• Exercise details
Set down each record exactly as written.

• Entries

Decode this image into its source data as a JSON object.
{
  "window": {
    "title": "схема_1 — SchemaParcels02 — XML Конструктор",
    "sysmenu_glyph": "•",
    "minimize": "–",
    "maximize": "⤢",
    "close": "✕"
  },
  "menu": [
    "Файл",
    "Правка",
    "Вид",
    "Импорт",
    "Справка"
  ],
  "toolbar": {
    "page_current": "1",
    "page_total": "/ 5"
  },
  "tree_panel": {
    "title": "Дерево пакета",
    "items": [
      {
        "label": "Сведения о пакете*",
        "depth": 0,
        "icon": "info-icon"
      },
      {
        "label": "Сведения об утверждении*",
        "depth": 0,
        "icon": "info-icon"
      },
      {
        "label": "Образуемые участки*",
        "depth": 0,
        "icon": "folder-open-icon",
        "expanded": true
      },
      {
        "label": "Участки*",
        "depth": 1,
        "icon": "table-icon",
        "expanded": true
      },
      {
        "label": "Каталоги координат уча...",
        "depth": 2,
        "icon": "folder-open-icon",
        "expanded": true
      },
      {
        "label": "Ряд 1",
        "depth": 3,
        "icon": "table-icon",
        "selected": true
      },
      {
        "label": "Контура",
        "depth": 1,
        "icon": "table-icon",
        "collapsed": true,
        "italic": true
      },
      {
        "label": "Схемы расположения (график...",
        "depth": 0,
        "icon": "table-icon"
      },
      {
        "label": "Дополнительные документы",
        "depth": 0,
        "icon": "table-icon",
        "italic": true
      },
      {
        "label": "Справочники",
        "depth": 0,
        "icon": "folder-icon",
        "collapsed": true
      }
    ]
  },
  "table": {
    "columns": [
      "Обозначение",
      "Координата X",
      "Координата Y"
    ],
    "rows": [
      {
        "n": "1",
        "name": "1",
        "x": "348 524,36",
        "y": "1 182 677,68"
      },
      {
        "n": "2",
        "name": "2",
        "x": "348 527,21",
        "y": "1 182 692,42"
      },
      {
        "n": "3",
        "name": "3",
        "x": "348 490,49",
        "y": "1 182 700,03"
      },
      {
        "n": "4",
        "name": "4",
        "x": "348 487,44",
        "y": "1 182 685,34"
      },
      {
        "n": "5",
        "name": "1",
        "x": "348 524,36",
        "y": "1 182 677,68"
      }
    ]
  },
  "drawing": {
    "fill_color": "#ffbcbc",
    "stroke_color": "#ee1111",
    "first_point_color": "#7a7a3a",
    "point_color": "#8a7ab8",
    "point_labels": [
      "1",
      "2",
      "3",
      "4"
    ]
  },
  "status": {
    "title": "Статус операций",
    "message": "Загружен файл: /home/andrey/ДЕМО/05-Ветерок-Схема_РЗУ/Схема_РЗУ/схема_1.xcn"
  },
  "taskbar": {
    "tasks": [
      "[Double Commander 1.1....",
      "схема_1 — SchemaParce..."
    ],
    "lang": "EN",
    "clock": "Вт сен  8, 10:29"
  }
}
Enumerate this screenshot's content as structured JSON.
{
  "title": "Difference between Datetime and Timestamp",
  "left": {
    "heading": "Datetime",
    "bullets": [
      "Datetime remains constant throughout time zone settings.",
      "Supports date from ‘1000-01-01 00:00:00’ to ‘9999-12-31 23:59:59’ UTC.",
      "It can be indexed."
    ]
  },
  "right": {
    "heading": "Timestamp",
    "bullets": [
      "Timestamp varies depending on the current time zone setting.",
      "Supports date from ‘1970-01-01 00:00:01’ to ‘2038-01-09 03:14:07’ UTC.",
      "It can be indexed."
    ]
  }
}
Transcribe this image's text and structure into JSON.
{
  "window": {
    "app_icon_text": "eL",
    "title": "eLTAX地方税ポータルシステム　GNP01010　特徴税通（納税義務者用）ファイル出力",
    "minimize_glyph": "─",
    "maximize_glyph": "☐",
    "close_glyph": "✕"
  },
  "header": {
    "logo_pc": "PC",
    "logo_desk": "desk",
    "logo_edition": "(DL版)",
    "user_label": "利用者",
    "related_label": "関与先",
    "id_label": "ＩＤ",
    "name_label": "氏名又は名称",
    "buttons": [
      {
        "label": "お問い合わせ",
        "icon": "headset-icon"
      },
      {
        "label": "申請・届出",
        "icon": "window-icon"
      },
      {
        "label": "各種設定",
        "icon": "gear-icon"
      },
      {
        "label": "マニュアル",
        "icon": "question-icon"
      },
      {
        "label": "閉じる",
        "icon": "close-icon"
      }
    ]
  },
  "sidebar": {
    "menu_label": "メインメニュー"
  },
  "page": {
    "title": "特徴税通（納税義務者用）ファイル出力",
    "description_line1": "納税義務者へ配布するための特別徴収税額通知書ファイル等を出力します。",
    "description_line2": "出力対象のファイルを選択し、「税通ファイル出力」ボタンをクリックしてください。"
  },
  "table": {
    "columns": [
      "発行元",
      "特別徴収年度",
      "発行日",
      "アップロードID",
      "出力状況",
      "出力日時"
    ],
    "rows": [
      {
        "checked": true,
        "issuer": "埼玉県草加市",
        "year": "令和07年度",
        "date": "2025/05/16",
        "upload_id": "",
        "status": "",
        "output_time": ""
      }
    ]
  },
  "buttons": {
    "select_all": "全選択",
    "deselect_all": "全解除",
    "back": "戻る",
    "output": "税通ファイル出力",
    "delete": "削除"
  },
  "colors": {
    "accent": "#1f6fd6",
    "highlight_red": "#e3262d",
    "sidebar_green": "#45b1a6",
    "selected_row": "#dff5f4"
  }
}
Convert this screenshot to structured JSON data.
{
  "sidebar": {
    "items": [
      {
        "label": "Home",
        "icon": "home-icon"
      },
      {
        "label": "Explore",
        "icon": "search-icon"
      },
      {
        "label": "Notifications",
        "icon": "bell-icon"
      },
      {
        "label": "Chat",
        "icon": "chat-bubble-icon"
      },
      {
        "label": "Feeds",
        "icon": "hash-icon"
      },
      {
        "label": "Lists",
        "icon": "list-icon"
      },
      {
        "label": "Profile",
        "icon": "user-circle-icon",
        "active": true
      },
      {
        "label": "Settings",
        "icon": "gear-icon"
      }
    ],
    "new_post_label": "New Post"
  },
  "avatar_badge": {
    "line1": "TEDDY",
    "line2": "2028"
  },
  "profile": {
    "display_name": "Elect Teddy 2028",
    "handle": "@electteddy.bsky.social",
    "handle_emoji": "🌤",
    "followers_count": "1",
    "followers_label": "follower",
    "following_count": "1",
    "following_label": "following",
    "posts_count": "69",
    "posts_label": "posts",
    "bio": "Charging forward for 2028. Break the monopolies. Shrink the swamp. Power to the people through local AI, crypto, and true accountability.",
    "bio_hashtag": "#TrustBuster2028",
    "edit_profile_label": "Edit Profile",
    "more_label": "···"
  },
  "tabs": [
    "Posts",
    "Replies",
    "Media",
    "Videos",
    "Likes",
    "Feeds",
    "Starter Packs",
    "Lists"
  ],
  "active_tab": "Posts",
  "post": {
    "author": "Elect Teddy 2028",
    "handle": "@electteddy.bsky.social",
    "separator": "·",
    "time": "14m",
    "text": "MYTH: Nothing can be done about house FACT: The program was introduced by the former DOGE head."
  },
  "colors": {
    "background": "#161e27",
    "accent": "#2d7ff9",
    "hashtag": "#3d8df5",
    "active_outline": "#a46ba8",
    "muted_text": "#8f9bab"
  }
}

• Written answer
Decode this image into its source data as a JSON object.
{
  "window": {
    "title": "схема_1 — SchemaParcels02 — XML Конструктор",
    "sysmenu_glyph": "•",
    "minimize": "–",
    "maximize": "⤢",
    "close": "✕"
  },
  "menu": [
    "Файл",
    "Правка",
    "Вид",
    "Импорт",
    "Справка"
  ],
  "toolbar": {
    "page_current": "1",
    "page_total": "/ 5"
  },
  "tree_panel": {
    "title": "Дерево пакета",
    "items": [
      {
        "label": "Сведения о пакете*",
        "depth": 0,
        "icon": "info-icon"
      },
      {
        "label": "Сведения об утверждении*",
        "depth": 0,
        "icon": "info-icon"
      },
      {
        "label": "Образуемые участки*",
        "depth": 0,
        "icon": "folder-open-icon",
        "expanded": true
      },
      {
        "label": "Участки*",
        "depth": 1,
        "icon": "table-icon",
        "expanded": true
      },
      {
        "label": "Каталоги координат уча...",
        "depth": 2,
        "icon": "folder-open-icon",
        "expanded": true
      },
      {
        "label": "Ряд 1",
        "depth": 3,
        "icon": "table-icon",
        "selected": true
      },
      {
        "label": "Контура",
        "depth": 1,
        "icon": "table-icon",
        "collapsed": true,
        "italic": true
      },
      {
        "label": "Схемы расположения (график...",
        "depth": 0,
        "icon": "table-icon"
      },
      {
        "label": "Дополнительные документы",
        "depth": 0,
        "icon": "table-icon",
        "italic": true
      },
      {
        "label": "Справочники",
        "depth": 0,
        "icon": "folder-icon",
        "collapsed": true
      }
    ]
  },
  "table": {
    "columns": [
      "Обозначение",
      "Координата X",
      "Координата Y"
    ],
    "rows": [
      {
        "n": "1",
        "name": "1",
        "x": "348 524,36",
        "y": "1 182 677,68"
      },
      {
        "n": "2",
        "name": "2",
        "x": "348 527,21",
        "y": "1 182 692,42"
      },
      {
        "n": "3",
        "name": "3",
        "x": "348 490,49",
        "y": "1 182 700,03"
      },
      {
        "n": "4",
        "name": "4",
        "x": "348 487,44",
        "y": "1 182 685,34"
      },
      {
        "n": "5",
        "name": "1",
        "x": "348 524,36",
        "y": "1 182 677,68"
      }
    ]
  },
  "drawing": {
    "fill_color": "#ffbcbc",
    "stroke_color": "#ee1111",
    "first_point_color": "#7a7a3a",
    "point_color": "#8a7ab8",
    "point_labels": [
      "1",
      "2",
      "3",
      "4"
    ]
  },
  "status": {
    "title": "Статус операций",
    "message": "Загружен файл: /home/andrey/ДЕМО/05-Ветерок-Схема_РЗУ/Схема_РЗУ/схема_1.xcn"
  },
  "taskbar": {
    "tasks": [
      "[Double Commander 1.1....",
      "схема_1 — SchemaParce..."
    ],
    "lang": "EN",
    "clock": "Вт сен  8, 10:29"
  }
}
Enumerate this screenshot's content as structured JSON.
{
  "title": "Difference between Datetime and Timestamp",
  "left": {
    "heading": "Datetime",
    "bullets": [
      "Datetime remains constant throughout time zone settings.",
      "Supports date from ‘1000-01-01 00:00:00’ to ‘9999-12-31 23:59:59’ UTC.",
      "It can be indexed."
    ]
  },
  "right": {
    "heading": "Timestamp",
    "bullets": [
      "Timestamp varies depending on the current time zone setting.",
      "Supports date from ‘1970-01-01 00:00:01’ to ‘2038-01-09 03:14:07’ UTC.",
      "It can be indexed."
    ]
  }
}
Transcribe this image's text and structure into JSON.
{
  "window": {
    "app_icon_text": "eL",
    "title": "eLTAX地方税ポータルシステム　GNP01010　特徴税通（納税義務者用）ファイル出力",
    "minimize_glyph": "─",
    "maximize_glyph": "☐",
    "close_glyph": "✕"
  },
  "header": {
    "logo_pc": "PC",
    "logo_desk": "desk",
    "logo_edition": "(DL版)",
    "user_label": "利用者",
    "related_label": "関与先",
    "id_label": "ＩＤ",
    "name_label": "氏名又は名称",
    "buttons": [
      {
        "label": "お問い合わせ",
        "icon": "headset-icon"
      },
      {
        "label": "申請・届出",
        "icon": "window-icon"
      },
      {
        "label": "各種設定",
        "icon": "gear-icon"
      },
      {
        "label": "マニュアル",
        "icon": "question-icon"
      },
      {
        "label": "閉じる",
        "icon": "close-icon"
      }
    ]
  },
  "sidebar": {
    "menu_label": "メインメニュー"
  },
  "page": {
    "title": "特徴税通（納税義務者用）ファイル出力",
    "description_line1": "納税義務者へ配布するための特別徴収税額通知書ファイル等を出力します。",
    "description_line2": "出力対象のファイルを選択し、「税通ファイル出力」ボタンをクリックしてください。"
  },
  "table": {
    "columns": [
      "発行元",
      "特別徴収年度",
      "発行日",
      "アップロードID",
      "出力状況",
      "出力日時"
    ],
    "rows": [
      {
        "checked": true,
        "issuer": "埼玉県草加市",
        "year": "令和07年度",
        "date": "2025/05/16",
        "upload_id": "",
        "status": "",
        "output_time": ""
      }
    ]
  },
  "buttons": {
    "select_all": "全選択",
    "deselect_all": "全解除",
    "back": "戻る",
    "output": "税通ファイル出力",
    "delete": "削除"
  },
  "colors": {
    "accent": "#1f6fd6",
    "highlight_red": "#e3262d",
    "sidebar_green": "#45b1a6",
    "selected_row": "#dff5f4"
  }
}
Convert this screenshot to structured JSON data.
{
  "sidebar": {
    "items": [
      {
        "label": "Home",
        "icon": "home-icon"
      },
      {
        "label": "Explore",
        "icon": "search-icon"
      },
      {
        "label": "Notifications",
        "icon": "bell-icon"
      },
      {
        "label": "Chat",
        "icon": "chat-bubble-icon"
      },
      {
        "label": "Feeds",
        "icon": "hash-icon"
      },
      {
        "label": "Lists",
        "icon": "list-icon"
      },
      {
        "label": "Profile",
        "icon": "user-circle-icon",
        "active": true
      },
      {
        "label": "Settings",
        "icon": "gear-icon"
      }
    ],
    "new_post_label": "New Post"
  },
  "avatar_badge": {
    "line1": "TEDDY",
    "line2": "2028"
  },
  "profile": {
    "display_name": "Elect Teddy 2028",
    "handle": "@electteddy.bsky.social",
    "handle_emoji": "🌤",
    "followers_count": "1",
    "followers_label": "follower",
    "following_count": "1",
    "following_label": "following",
    "posts_count": "69",
    "posts_label": "posts",
    "bio": "Charging forward for 2028. Break the monopolies. Shrink the swamp. Power to the people through local AI, crypto, and true accountability.",
    "bio_hashtag": "#TrustBuster2028",
    "edit_profile_label": "Edit Profile",
    "more_label": "···"
  },
  "tabs": [
    "Posts",
    "Replies",
    "Media",
    "Videos",
    "Likes",
    "Feeds",
    "Starter Packs",
    "Lists"
  ],
  "active_tab": "Posts",
  "post": {
    "author": "Elect Teddy 2028",
    "handle": "@electteddy.bsky.social",
    "separator": "·",
    "time": "14m",
    "text": "MYTH: Nothing can be done about house FACT: The program was introduced by the former DOGE head."
  },
  "colors": {
    "background": "#161e27",
    "accent": "#2d7ff9",
    "hashtag": "#3d8df5",
    "active_outline": "#a46ba8",
    "muted_text": "#8f9bab"
  }
}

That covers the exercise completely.